>> begin TASK INPUT
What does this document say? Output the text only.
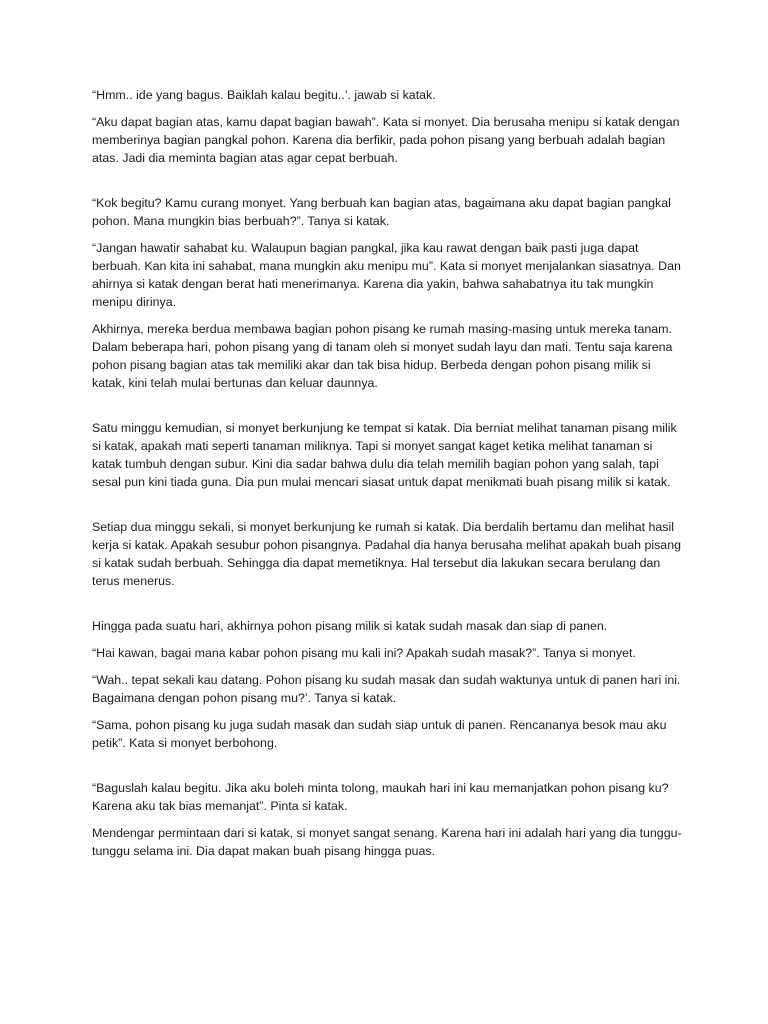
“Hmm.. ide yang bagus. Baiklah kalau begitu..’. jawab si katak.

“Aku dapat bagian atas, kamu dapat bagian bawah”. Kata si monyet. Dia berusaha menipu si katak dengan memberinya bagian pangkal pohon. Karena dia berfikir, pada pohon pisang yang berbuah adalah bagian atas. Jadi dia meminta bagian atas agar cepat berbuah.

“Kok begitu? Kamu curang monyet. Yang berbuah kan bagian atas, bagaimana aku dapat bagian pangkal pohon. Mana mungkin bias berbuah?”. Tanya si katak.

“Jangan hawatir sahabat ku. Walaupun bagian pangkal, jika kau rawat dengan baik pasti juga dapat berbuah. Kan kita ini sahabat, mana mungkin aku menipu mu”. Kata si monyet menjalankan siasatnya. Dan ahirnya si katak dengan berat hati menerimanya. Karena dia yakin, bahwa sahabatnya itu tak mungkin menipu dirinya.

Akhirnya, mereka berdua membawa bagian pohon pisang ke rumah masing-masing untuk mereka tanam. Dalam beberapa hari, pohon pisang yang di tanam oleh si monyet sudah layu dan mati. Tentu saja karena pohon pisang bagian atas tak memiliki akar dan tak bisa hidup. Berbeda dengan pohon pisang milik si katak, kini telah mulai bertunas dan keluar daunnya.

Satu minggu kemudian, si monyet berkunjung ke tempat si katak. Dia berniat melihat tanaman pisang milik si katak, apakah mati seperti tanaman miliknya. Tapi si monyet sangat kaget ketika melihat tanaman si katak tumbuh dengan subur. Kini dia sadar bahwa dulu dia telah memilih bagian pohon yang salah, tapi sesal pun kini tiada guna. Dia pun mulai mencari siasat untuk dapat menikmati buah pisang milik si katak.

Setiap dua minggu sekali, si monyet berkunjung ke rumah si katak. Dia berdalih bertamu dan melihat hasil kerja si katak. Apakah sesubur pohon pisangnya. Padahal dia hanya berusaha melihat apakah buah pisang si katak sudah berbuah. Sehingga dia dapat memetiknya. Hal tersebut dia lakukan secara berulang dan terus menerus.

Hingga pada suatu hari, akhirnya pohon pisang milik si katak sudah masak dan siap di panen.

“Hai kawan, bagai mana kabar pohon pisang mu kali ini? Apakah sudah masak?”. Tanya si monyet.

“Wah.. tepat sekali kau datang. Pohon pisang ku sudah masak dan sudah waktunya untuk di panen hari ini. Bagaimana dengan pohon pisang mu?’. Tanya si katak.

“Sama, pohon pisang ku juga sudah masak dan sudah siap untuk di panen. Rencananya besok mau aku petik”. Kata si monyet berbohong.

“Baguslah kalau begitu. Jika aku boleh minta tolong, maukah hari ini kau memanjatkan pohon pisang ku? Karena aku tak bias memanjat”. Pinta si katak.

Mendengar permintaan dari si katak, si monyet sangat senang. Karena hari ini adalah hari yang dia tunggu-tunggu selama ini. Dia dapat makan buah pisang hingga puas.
>> end TASK INPUT
>> begin TASK INPUT
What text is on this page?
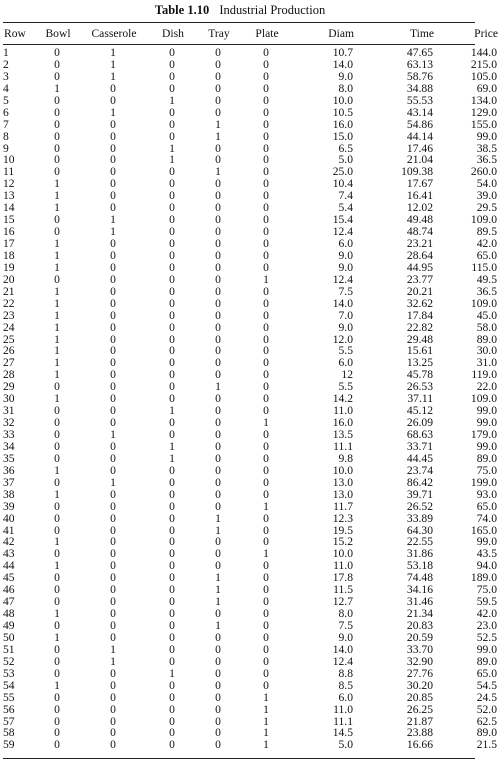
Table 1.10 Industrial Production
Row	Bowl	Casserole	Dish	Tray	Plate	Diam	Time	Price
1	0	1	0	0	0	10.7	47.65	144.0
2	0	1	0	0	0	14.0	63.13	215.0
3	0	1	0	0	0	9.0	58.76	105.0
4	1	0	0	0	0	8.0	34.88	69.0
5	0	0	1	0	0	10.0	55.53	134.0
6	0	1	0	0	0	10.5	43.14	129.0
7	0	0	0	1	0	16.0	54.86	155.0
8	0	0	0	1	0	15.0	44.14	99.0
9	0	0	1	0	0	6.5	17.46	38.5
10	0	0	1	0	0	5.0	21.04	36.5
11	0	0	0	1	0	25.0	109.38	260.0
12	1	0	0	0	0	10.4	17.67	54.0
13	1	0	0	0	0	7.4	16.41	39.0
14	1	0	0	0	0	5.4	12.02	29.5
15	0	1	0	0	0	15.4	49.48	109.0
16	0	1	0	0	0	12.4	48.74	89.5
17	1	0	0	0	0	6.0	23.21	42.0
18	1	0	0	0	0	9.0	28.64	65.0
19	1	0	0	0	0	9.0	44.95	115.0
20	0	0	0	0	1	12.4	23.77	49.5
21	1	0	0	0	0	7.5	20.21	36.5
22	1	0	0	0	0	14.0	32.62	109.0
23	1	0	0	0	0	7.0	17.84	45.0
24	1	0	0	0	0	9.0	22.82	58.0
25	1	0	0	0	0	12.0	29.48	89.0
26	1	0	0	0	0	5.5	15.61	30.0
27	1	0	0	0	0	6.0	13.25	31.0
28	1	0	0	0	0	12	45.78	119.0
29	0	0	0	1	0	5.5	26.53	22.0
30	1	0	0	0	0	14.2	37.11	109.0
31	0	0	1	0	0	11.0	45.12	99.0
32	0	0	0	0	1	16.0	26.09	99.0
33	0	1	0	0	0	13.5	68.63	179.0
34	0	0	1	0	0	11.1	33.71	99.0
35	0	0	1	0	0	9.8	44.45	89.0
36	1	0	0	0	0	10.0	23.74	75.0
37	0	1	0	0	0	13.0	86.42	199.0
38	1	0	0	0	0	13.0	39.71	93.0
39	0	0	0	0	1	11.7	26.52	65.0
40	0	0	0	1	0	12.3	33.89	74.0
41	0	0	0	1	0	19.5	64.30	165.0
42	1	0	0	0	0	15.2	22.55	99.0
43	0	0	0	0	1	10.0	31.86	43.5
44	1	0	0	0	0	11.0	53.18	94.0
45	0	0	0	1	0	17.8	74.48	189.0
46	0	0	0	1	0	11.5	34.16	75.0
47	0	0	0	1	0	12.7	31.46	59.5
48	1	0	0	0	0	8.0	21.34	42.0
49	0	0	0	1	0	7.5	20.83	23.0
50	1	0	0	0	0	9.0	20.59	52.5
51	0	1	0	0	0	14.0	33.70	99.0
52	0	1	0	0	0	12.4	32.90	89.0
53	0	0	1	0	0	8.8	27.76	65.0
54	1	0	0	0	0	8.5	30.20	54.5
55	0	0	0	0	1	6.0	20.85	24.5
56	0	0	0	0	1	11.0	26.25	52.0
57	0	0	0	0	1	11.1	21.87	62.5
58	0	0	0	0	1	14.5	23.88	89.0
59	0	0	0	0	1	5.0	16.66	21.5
>> end TASK INPUT
[BRIEF] Filter out every line that lacks the word "siap", and copy the rest.

[TASK RESULT]
Hingga pada suatu hari, akhirnya pohon pisang milik si katak sudah masak dan siap di panen.
“Sama, pohon pisang ku juga sudah masak dan sudah siap untuk di panen. Rencananya besok mau aku petik”. Kata si monyet berbohong.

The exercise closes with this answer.